* WHAT TO PRODUCE:
Scan the entries and tally the lines that include the string "Rate". Reply with the figure alone.

....

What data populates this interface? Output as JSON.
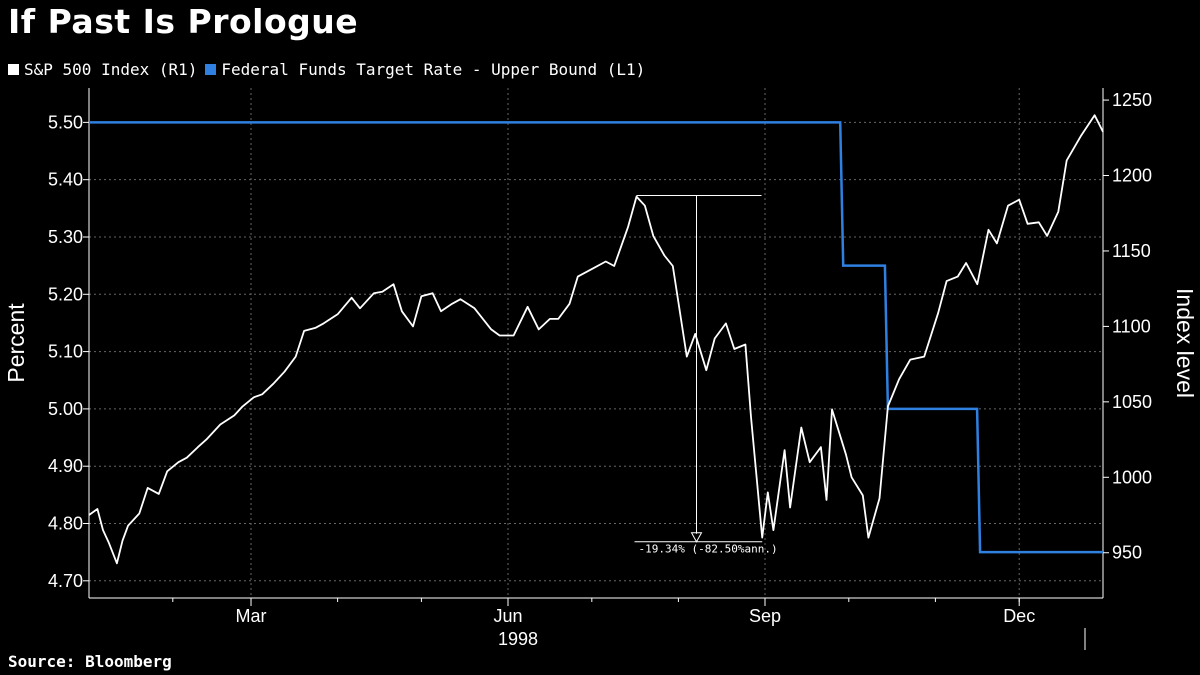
{
  "title": "If Past Is Prologue",
  "source": "Source: Bloomberg",
  "colors": {
    "background": "#000000",
    "sp500": "#ffffff",
    "fed_funds": "#2f80e0",
    "grid": "#666666"
  },
  "chart_data": {
    "type": "line",
    "legend_position": "top-left",
    "grid": true,
    "xlabel": "1998",
    "x_ticks": [
      {
        "label": "Mar",
        "date": "1998-03-01"
      },
      {
        "label": "Jun",
        "date": "1998-06-01"
      },
      {
        "label": "Sep",
        "date": "1998-09-01"
      },
      {
        "label": "Dec",
        "date": "1998-12-01"
      }
    ],
    "x_range": [
      "1998-01-02",
      "1998-12-31"
    ],
    "left_axis": {
      "label": "Percent",
      "ylim": [
        4.67,
        5.56
      ],
      "ticks": [
        "4.70",
        "4.80",
        "4.90",
        "5.00",
        "5.10",
        "5.20",
        "5.30",
        "5.40",
        "5.50"
      ]
    },
    "right_axis": {
      "label": "Index level",
      "ylim": [
        920,
        1258
      ],
      "ticks": [
        "950",
        "1000",
        "1050",
        "1100",
        "1150",
        "1200",
        "1250"
      ]
    },
    "series": [
      {
        "name": "Federal Funds Target Rate - Upper Bound",
        "legend_label": "Federal Funds Target Rate - Upper Bound  (L1)",
        "axis": "left",
        "step": true,
        "x": [
          "1998-01-02",
          "1998-09-29",
          "1998-10-15",
          "1998-11-17",
          "1998-12-31"
        ],
        "values": [
          5.5,
          5.25,
          5.0,
          4.75,
          4.75
        ]
      },
      {
        "name": "S&P 500 Index",
        "legend_label": "S&P 500 Index  (R1)",
        "axis": "right",
        "x": [
          "1998-01-02",
          "1998-01-05",
          "1998-01-07",
          "1998-01-09",
          "1998-01-12",
          "1998-01-14",
          "1998-01-16",
          "1998-01-20",
          "1998-01-23",
          "1998-01-27",
          "1998-01-30",
          "1998-02-03",
          "1998-02-06",
          "1998-02-10",
          "1998-02-13",
          "1998-02-18",
          "1998-02-23",
          "1998-02-26",
          "1998-03-02",
          "1998-03-05",
          "1998-03-09",
          "1998-03-13",
          "1998-03-17",
          "1998-03-20",
          "1998-03-24",
          "1998-03-27",
          "1998-04-01",
          "1998-04-06",
          "1998-04-09",
          "1998-04-14",
          "1998-04-17",
          "1998-04-21",
          "1998-04-24",
          "1998-04-28",
          "1998-05-01",
          "1998-05-05",
          "1998-05-08",
          "1998-05-12",
          "1998-05-15",
          "1998-05-20",
          "1998-05-26",
          "1998-05-29",
          "1998-06-03",
          "1998-06-08",
          "1998-06-12",
          "1998-06-16",
          "1998-06-19",
          "1998-06-23",
          "1998-06-26",
          "1998-07-01",
          "1998-07-06",
          "1998-07-09",
          "1998-07-14",
          "1998-07-17",
          "1998-07-20",
          "1998-07-23",
          "1998-07-27",
          "1998-07-30",
          "1998-08-04",
          "1998-08-07",
          "1998-08-11",
          "1998-08-14",
          "1998-08-18",
          "1998-08-21",
          "1998-08-25",
          "1998-08-27",
          "1998-08-31",
          "1998-09-02",
          "1998-09-04",
          "1998-09-08",
          "1998-09-10",
          "1998-09-14",
          "1998-09-17",
          "1998-09-21",
          "1998-09-23",
          "1998-09-25",
          "1998-09-30",
          "1998-10-02",
          "1998-10-06",
          "1998-10-08",
          "1998-10-12",
          "1998-10-15",
          "1998-10-19",
          "1998-10-23",
          "1998-10-28",
          "1998-11-02",
          "1998-11-05",
          "1998-11-09",
          "1998-11-12",
          "1998-11-16",
          "1998-11-20",
          "1998-11-23",
          "1998-11-27",
          "1998-12-01",
          "1998-12-04",
          "1998-12-08",
          "1998-12-11",
          "1998-12-15",
          "1998-12-18",
          "1998-12-23",
          "1998-12-28",
          "1998-12-31"
        ],
        "values": [
          975,
          979,
          965,
          957,
          943,
          958,
          968,
          976,
          993,
          989,
          1004,
          1010,
          1013,
          1020,
          1025,
          1035,
          1041,
          1047,
          1053,
          1055,
          1062,
          1070,
          1080,
          1097,
          1099,
          1102,
          1108,
          1119,
          1112,
          1122,
          1123,
          1128,
          1110,
          1100,
          1120,
          1122,
          1110,
          1115,
          1118,
          1112,
          1098,
          1094,
          1094,
          1113,
          1098,
          1105,
          1105,
          1115,
          1133,
          1138,
          1143,
          1140,
          1166,
          1186,
          1180,
          1160,
          1147,
          1140,
          1080,
          1095,
          1071,
          1092,
          1102,
          1085,
          1088,
          1040,
          960,
          990,
          965,
          1018,
          980,
          1033,
          1010,
          1020,
          985,
          1045,
          1015,
          1000,
          988,
          960,
          986,
          1047,
          1065,
          1078,
          1080,
          1109,
          1130,
          1133,
          1142,
          1128,
          1164,
          1155,
          1180,
          1184,
          1168,
          1169,
          1160,
          1176,
          1210,
          1226,
          1240,
          1229
        ]
      }
    ],
    "annotation": {
      "text": "-19.34% (-82.50%ann.)",
      "from": {
        "date": "1998-07-17",
        "value": 1186.75
      },
      "to": {
        "date": "1998-08-31",
        "value": 957.28
      }
    }
  }
}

....

* ANSWER FOR THIS EXERCISE:
2